§ **Data entries**
"""

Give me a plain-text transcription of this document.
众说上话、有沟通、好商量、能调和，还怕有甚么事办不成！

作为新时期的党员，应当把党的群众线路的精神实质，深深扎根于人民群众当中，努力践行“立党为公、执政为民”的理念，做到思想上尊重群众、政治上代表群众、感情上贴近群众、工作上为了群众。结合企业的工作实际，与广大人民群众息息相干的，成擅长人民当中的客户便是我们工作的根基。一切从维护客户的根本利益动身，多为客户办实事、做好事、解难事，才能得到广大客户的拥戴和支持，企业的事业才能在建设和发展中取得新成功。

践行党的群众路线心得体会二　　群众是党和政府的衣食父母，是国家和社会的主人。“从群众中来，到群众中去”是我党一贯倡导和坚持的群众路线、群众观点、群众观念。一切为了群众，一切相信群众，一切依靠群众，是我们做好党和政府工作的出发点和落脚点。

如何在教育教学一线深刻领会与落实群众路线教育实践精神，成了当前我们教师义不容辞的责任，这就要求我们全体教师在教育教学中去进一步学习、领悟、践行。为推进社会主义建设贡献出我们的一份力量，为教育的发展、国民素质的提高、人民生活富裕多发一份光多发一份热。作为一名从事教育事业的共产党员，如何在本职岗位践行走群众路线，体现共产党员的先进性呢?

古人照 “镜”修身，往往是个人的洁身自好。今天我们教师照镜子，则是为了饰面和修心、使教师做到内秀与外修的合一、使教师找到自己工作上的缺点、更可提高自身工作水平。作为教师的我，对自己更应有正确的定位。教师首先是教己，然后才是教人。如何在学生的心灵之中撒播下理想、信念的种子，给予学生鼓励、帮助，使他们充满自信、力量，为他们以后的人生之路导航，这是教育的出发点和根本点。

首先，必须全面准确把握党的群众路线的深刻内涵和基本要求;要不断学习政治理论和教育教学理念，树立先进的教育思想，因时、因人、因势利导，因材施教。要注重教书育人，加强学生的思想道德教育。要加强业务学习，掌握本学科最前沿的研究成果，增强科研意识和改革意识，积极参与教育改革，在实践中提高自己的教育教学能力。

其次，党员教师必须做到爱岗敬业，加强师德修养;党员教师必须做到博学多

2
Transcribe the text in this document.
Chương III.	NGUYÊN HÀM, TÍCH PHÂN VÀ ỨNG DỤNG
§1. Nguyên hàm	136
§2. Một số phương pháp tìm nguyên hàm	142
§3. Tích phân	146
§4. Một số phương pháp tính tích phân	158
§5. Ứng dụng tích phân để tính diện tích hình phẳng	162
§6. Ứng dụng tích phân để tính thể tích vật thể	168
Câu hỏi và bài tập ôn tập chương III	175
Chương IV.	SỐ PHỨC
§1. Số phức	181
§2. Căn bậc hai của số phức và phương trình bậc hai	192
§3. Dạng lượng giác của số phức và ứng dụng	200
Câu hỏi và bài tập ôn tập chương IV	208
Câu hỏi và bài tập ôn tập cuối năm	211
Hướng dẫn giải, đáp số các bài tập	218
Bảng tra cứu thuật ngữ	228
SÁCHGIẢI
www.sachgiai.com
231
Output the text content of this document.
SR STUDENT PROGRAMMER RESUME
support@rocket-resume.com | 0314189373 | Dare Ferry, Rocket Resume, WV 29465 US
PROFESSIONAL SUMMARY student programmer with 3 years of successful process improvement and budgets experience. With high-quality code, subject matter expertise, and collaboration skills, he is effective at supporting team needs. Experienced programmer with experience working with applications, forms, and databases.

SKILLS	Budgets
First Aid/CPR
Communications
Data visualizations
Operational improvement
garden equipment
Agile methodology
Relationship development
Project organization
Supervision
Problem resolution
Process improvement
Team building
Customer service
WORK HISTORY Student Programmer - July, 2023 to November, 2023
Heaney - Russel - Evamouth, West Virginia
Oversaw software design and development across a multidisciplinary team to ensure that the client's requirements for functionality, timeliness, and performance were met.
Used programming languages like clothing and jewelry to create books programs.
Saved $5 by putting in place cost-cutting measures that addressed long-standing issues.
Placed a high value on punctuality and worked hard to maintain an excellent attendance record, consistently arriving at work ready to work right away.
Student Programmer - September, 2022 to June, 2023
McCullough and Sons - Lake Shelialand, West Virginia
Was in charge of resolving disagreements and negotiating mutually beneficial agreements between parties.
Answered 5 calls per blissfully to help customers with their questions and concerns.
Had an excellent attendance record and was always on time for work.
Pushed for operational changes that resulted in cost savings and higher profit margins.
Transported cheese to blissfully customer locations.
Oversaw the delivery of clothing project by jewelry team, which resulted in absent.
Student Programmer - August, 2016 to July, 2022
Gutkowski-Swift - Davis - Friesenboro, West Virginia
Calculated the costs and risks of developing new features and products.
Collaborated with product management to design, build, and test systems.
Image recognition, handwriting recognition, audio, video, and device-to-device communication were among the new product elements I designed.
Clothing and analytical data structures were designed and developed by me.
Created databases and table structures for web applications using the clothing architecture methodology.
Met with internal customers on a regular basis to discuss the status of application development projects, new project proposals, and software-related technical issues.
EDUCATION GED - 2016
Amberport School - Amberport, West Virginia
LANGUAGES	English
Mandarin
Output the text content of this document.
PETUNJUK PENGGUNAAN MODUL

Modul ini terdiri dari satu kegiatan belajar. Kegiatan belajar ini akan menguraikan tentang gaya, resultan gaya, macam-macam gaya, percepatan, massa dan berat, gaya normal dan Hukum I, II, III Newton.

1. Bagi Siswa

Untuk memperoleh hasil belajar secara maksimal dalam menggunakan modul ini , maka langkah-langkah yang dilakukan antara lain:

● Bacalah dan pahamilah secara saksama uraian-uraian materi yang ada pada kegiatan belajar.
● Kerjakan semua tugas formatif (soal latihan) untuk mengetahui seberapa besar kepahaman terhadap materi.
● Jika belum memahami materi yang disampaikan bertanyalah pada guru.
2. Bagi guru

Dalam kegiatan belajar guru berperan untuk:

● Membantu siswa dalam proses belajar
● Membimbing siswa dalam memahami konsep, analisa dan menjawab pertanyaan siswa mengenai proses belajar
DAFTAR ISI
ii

"""

Each line above must be printed exactly as it appears.

§ **Completed exercise**
Give me a plain-text transcription of this document.
众说上话、有沟通、好商量、能调和，还怕有甚么事办不成！

作为新时期的党员，应当把党的群众线路的精神实质，深深扎根于人民群众当中，努力践行“立党为公、执政为民”的理念，做到思想上尊重群众、政治上代表群众、感情上贴近群众、工作上为了群众。结合企业的工作实际，与广大人民群众息息相干的，成擅长人民当中的客户便是我们工作的根基。一切从维护客户的根本利益动身，多为客户办实事、做好事、解难事，才能得到广大客户的拥戴和支持，企业的事业才能在建设和发展中取得新成功。

践行党的群众路线心得体会二　　群众是党和政府的衣食父母，是国家和社会的主人。“从群众中来，到群众中去”是我党一贯倡导和坚持的群众路线、群众观点、群众观念。一切为了群众，一切相信群众，一切依靠群众，是我们做好党和政府工作的出发点和落脚点。

如何在教育教学一线深刻领会与落实群众路线教育实践精神，成了当前我们教师义不容辞的责任，这就要求我们全体教师在教育教学中去进一步学习、领悟、践行。为推进社会主义建设贡献出我们的一份力量，为教育的发展、国民素质的提高、人民生活富裕多发一份光多发一份热。作为一名从事教育事业的共产党员，如何在本职岗位践行走群众路线，体现共产党员的先进性呢?

古人照 “镜”修身，往往是个人的洁身自好。今天我们教师照镜子，则是为了饰面和修心、使教师做到内秀与外修的合一、使教师找到自己工作上的缺点、更可提高自身工作水平。作为教师的我，对自己更应有正确的定位。教师首先是教己，然后才是教人。如何在学生的心灵之中撒播下理想、信念的种子，给予学生鼓励、帮助，使他们充满自信、力量，为他们以后的人生之路导航，这是教育的出发点和根本点。

首先，必须全面准确把握党的群众路线的深刻内涵和基本要求;要不断学习政治理论和教育教学理念，树立先进的教育思想，因时、因人、因势利导，因材施教。要注重教书育人，加强学生的思想道德教育。要加强业务学习，掌握本学科最前沿的研究成果，增强科研意识和改革意识，积极参与教育改革，在实践中提高自己的教育教学能力。

其次，党员教师必须做到爱岗敬业，加强师德修养;党员教师必须做到博学多

2
Transcribe the text in this document.
Chương III.	NGUYÊN HÀM, TÍCH PHÂN VÀ ỨNG DỤNG
§1. Nguyên hàm	136
§2. Một số phương pháp tìm nguyên hàm	142
§3. Tích phân	146
§4. Một số phương pháp tính tích phân	158
§5. Ứng dụng tích phân để tính diện tích hình phẳng	162
§6. Ứng dụng tích phân để tính thể tích vật thể	168
Câu hỏi và bài tập ôn tập chương III	175
Chương IV.	SỐ PHỨC
§1. Số phức	181
§2. Căn bậc hai của số phức và phương trình bậc hai	192
§3. Dạng lượng giác của số phức và ứng dụng	200
Câu hỏi và bài tập ôn tập chương IV	208
Câu hỏi và bài tập ôn tập cuối năm	211
Hướng dẫn giải, đáp số các bài tập	218
Bảng tra cứu thuật ngữ	228
SÁCHGIẢI
www.sachgiai.com
231
Output the text content of this document.
SR STUDENT PROGRAMMER RESUME
support@rocket-resume.com | 0314189373 | Dare Ferry, Rocket Resume, WV 29465 US
PROFESSIONAL SUMMARY student programmer with 3 years of successful process improvement and budgets experience. With high-quality code, subject matter expertise, and collaboration skills, he is effective at supporting team needs. Experienced programmer with experience working with applications, forms, and databases.

SKILLS	Budgets
First Aid/CPR
Communications
Data visualizations
Operational improvement
garden equipment
Agile methodology
Relationship development
Project organization
Supervision
Problem resolution
Process improvement
Team building
Customer service
WORK HISTORY Student Programmer - July, 2023 to November, 2023
Heaney - Russel - Evamouth, West Virginia
Oversaw software design and development across a multidisciplinary team to ensure that the client's requirements for functionality, timeliness, and performance were met.
Used programming languages like clothing and jewelry to create books programs.
Saved $5 by putting in place cost-cutting measures that addressed long-standing issues.
Placed a high value on punctuality and worked hard to maintain an excellent attendance record, consistently arriving at work ready to work right away.
Student Programmer - September, 2022 to June, 2023
McCullough and Sons - Lake Shelialand, West Virginia
Was in charge of resolving disagreements and negotiating mutually beneficial agreements between parties.
Answered 5 calls per blissfully to help customers with their questions and concerns.
Had an excellent attendance record and was always on time for work.
Pushed for operational changes that resulted in cost savings and higher profit margins.
Transported cheese to blissfully customer locations.
Oversaw the delivery of clothing project by jewelry team, which resulted in absent.
Student Programmer - August, 2016 to July, 2022
Gutkowski-Swift - Davis - Friesenboro, West Virginia
Calculated the costs and risks of developing new features and products.
Collaborated with product management to design, build, and test systems.
Image recognition, handwriting recognition, audio, video, and device-to-device communication were among the new product elements I designed.
Clothing and analytical data structures were designed and developed by me.
Created databases and table structures for web applications using the clothing architecture methodology.
Met with internal customers on a regular basis to discuss the status of application development projects, new project proposals, and software-related technical issues.
EDUCATION GED - 2016
Amberport School - Amberport, West Virginia
LANGUAGES	English
Mandarin
Output the text content of this document.
PETUNJUK PENGGUNAAN MODUL

Modul ini terdiri dari satu kegiatan belajar. Kegiatan belajar ini akan menguraikan tentang gaya, resultan gaya, macam-macam gaya, percepatan, massa dan berat, gaya normal dan Hukum I, II, III Newton.

1. Bagi Siswa

Untuk memperoleh hasil belajar secara maksimal dalam menggunakan modul ini , maka langkah-langkah yang dilakukan antara lain:

● Bacalah dan pahamilah secara saksama uraian-uraian materi yang ada pada kegiatan belajar.
● Kerjakan semua tugas formatif (soal latihan) untuk mengetahui seberapa besar kepahaman terhadap materi.
● Jika belum memahami materi yang disampaikan bertanyalah pada guru.
2. Bagi guru

Dalam kegiatan belajar guru berperan untuk:

● Membantu siswa dalam proses belajar
● Membimbing siswa dalam memahami konsep, analisa dan menjawab pertanyaan siswa mengenai proses belajar
DAFTAR ISI
ii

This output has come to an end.